**Direction:**
Please set out the listing below as a numbered list, from its first line through the line containing "sub-agent-b: Sub-Agent B (532, 243, 618, 263)", both included, with blank lines left out.

**Input rows:**

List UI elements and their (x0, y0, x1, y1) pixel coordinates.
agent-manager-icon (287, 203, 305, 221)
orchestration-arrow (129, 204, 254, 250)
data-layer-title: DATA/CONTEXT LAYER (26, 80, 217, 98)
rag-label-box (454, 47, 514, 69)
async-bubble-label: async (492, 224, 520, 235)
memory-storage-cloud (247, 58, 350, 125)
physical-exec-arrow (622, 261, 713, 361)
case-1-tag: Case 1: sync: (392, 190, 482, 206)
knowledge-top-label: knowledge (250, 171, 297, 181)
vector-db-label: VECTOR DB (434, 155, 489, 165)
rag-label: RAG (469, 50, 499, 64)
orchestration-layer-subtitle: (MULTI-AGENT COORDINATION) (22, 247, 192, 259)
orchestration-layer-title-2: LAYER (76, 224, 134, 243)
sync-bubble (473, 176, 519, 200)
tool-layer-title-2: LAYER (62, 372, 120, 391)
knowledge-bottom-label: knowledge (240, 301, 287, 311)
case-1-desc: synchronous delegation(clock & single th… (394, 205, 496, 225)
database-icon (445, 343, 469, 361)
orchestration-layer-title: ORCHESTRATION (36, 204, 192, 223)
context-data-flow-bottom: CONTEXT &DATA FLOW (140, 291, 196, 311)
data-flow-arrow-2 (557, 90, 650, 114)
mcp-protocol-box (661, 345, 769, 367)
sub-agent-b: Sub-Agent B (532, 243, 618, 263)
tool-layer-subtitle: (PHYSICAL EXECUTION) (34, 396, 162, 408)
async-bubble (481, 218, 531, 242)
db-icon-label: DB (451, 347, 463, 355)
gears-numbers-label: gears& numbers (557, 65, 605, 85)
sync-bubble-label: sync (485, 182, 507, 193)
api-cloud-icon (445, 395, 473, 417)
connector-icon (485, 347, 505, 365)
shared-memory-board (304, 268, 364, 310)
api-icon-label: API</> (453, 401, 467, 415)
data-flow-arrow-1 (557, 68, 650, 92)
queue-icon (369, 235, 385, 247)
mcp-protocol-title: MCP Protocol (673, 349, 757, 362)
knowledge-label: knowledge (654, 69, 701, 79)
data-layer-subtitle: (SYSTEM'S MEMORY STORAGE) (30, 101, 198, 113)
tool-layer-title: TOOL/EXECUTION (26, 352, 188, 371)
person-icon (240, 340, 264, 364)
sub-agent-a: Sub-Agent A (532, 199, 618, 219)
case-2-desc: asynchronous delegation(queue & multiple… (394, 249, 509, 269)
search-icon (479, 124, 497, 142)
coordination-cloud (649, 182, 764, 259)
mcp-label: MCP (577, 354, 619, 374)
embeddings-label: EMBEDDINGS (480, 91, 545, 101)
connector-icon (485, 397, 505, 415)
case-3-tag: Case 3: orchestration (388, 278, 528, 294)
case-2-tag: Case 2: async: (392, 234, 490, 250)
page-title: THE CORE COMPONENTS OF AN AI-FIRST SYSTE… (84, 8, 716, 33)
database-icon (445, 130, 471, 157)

**The output:**
1. List UI elements and their (x0, y0, x1, y1) pixel coordinates.
2. agent-manager-icon (287, 203, 305, 221)
3. orchestration-arrow (129, 204, 254, 250)
4. data-layer-title: DATA/CONTEXT LAYER (26, 80, 217, 98)
5. rag-label-box (454, 47, 514, 69)
6. async-bubble-label: async (492, 224, 520, 235)
7. memory-storage-cloud (247, 58, 350, 125)
8. physical-exec-arrow (622, 261, 713, 361)
9. case-1-tag: Case 1: sync: (392, 190, 482, 206)
10. knowledge-top-label: knowledge (250, 171, 297, 181)
11. vector-db-label: VECTOR DB (434, 155, 489, 165)
12. rag-label: RAG (469, 50, 499, 64)
13. orchestration-layer-subtitle: (MULTI-AGENT COORDINATION) (22, 247, 192, 259)
14. orchestration-layer-title-2: LAYER (76, 224, 134, 243)
15. sync-bubble (473, 176, 519, 200)
16. tool-layer-title-2: LAYER (62, 372, 120, 391)
17. knowledge-bottom-label: knowledge (240, 301, 287, 311)
18. case-1-desc: synchronous delegation(clock & single th… (394, 205, 496, 225)
19. database-icon (445, 343, 469, 361)
20. orchestration-layer-title: ORCHESTRATION (36, 204, 192, 223)
21. context-data-flow-bottom: CONTEXT &DATA FLOW (140, 291, 196, 311)
22. data-flow-arrow-2 (557, 90, 650, 114)
23. mcp-protocol-box (661, 345, 769, 367)
24. sub-agent-b: Sub-Agent B (532, 243, 618, 263)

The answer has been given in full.